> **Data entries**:
——

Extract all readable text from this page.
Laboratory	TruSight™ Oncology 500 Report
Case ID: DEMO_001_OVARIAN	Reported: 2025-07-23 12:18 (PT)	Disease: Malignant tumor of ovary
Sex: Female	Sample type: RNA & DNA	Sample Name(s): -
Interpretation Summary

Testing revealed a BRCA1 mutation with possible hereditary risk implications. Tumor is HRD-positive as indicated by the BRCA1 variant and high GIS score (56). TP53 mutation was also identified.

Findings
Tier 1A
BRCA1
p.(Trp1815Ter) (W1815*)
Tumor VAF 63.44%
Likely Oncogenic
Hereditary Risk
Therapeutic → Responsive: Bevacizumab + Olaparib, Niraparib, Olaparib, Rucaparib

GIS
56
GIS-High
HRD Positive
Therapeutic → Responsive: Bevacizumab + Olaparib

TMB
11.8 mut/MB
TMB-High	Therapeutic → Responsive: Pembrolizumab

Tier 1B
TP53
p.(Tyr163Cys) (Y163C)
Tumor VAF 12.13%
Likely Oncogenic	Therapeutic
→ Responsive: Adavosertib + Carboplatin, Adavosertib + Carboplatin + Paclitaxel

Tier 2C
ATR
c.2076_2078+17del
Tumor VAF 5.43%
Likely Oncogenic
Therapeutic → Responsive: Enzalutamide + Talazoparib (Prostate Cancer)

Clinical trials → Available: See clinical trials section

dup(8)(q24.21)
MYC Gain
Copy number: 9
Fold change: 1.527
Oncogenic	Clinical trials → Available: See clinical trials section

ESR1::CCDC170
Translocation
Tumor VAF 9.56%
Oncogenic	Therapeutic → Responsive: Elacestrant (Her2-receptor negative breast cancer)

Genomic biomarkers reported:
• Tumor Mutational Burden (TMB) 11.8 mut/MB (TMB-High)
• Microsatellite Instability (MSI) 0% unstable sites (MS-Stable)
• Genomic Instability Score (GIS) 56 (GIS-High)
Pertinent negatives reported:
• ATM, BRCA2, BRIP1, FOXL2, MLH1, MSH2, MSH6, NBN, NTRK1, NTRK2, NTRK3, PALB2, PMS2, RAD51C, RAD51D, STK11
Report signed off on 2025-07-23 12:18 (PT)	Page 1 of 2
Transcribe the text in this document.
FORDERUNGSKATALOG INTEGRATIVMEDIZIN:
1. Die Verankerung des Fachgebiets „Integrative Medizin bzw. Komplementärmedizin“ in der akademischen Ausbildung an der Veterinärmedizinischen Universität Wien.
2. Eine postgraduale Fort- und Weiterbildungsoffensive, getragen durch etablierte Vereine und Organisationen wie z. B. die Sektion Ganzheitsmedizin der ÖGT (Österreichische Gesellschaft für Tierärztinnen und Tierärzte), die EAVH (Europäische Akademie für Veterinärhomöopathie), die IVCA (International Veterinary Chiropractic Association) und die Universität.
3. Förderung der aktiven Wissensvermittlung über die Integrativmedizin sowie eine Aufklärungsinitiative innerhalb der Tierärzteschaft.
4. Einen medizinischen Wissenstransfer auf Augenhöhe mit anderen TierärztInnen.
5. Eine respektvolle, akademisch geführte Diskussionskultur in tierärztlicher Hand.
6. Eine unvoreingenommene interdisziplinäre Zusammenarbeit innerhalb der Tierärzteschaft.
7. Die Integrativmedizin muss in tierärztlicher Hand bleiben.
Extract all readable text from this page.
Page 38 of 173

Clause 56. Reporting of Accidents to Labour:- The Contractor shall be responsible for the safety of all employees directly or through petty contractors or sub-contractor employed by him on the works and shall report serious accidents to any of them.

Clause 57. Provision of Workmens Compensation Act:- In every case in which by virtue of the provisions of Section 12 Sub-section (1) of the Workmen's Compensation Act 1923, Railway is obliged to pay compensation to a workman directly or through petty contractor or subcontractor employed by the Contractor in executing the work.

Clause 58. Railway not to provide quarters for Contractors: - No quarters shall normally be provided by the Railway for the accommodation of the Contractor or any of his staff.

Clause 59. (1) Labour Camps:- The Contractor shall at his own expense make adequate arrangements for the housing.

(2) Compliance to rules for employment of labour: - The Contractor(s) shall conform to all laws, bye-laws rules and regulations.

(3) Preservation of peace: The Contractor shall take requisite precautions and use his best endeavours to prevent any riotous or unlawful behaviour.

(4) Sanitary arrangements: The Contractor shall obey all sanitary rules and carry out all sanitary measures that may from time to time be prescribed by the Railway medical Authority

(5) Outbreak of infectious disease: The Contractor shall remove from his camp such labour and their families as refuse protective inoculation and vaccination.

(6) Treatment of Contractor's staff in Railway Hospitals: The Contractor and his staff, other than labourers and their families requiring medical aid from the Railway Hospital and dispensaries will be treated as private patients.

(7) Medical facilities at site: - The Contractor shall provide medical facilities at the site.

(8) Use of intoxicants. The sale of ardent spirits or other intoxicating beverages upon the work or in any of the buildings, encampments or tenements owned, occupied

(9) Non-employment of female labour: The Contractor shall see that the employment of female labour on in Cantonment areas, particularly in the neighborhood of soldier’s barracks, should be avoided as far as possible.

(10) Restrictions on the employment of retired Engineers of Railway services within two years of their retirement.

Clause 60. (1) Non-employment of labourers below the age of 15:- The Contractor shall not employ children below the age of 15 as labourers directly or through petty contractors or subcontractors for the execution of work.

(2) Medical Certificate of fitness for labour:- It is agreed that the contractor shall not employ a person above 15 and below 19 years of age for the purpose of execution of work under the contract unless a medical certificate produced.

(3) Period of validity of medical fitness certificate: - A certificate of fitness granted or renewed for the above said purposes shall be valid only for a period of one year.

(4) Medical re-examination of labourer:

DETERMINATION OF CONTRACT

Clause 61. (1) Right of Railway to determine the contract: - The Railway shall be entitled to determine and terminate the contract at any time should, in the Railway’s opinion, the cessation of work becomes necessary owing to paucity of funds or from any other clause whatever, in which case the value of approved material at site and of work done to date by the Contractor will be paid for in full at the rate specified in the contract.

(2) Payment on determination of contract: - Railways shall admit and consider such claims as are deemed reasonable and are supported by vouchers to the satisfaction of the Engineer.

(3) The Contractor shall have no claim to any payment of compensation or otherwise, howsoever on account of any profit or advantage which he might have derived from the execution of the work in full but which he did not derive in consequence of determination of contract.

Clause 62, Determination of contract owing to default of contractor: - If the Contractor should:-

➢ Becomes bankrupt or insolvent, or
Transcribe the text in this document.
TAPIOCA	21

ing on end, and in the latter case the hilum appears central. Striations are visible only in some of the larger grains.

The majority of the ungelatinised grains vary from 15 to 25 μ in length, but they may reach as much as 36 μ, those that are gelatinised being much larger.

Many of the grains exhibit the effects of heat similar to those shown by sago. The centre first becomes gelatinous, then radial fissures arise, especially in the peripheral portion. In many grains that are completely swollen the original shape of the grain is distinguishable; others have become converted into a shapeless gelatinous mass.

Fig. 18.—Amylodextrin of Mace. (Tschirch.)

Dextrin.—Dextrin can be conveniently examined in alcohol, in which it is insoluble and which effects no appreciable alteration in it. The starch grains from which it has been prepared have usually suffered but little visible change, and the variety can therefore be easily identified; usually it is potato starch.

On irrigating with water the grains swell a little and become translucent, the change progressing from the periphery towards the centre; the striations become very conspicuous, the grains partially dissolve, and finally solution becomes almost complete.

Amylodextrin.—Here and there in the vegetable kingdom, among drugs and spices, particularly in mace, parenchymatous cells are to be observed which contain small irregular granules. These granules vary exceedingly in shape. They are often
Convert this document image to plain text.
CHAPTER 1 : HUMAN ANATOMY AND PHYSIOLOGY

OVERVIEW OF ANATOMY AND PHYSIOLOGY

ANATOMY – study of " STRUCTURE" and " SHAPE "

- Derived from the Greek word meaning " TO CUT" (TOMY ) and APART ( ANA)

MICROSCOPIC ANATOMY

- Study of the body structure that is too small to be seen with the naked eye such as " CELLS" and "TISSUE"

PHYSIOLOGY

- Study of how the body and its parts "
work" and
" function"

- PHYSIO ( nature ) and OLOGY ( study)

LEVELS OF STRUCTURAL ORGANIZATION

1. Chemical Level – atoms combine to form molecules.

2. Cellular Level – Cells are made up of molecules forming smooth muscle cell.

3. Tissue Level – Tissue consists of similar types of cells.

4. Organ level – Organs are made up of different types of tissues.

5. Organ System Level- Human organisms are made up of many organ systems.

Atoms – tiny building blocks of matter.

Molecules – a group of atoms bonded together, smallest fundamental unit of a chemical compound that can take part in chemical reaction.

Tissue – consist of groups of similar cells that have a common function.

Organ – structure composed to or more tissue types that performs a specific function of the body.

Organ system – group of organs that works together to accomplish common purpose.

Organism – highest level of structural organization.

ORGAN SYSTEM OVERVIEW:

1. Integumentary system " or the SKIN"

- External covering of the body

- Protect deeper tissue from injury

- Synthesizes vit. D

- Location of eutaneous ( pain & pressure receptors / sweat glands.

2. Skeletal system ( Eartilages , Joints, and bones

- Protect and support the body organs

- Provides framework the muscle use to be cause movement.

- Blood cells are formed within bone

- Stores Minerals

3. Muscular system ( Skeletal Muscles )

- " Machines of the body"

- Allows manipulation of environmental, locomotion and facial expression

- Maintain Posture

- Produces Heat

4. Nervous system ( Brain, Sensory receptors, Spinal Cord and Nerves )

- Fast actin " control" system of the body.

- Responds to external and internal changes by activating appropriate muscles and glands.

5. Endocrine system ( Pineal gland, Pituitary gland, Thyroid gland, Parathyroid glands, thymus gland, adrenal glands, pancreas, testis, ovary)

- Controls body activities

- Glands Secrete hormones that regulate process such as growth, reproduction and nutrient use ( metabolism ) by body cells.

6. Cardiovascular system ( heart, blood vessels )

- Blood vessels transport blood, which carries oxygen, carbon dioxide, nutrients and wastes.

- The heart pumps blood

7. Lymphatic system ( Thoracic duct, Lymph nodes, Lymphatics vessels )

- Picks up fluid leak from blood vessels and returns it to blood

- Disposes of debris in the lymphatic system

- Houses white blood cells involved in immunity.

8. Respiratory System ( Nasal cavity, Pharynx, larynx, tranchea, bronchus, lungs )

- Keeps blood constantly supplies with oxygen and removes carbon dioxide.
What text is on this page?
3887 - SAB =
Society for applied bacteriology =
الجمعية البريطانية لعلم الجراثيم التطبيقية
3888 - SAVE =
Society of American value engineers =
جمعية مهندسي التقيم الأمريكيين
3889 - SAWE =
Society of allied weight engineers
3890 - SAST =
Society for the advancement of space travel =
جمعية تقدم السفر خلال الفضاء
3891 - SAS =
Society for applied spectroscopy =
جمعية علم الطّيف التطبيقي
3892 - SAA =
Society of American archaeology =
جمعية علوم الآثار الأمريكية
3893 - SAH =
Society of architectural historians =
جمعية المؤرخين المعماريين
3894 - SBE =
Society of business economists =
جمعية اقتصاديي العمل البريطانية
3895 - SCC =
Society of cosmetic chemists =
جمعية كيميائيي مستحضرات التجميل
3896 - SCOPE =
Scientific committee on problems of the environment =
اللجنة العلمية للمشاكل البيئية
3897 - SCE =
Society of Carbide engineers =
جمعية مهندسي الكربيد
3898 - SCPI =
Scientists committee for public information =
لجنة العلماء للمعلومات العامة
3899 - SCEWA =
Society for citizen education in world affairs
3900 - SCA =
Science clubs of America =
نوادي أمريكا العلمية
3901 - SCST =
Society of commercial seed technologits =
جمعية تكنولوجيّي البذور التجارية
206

——

> **WHAT TO WORK ON**: Filter the entries by the string "vessels" and copy each matching line.

> **RESULT FOR THIS EXERCISE**:
6. Cardiovascular system ( heart, blood vessels )
- Blood vessels transport blood, which carries oxygen, carbon dioxide, nutrients and wastes.
7. Lymphatic system ( Thoracic duct, Lymph nodes, Lymphatics vessels )
- Picks up fluid leak from blood vessels and returns it to blood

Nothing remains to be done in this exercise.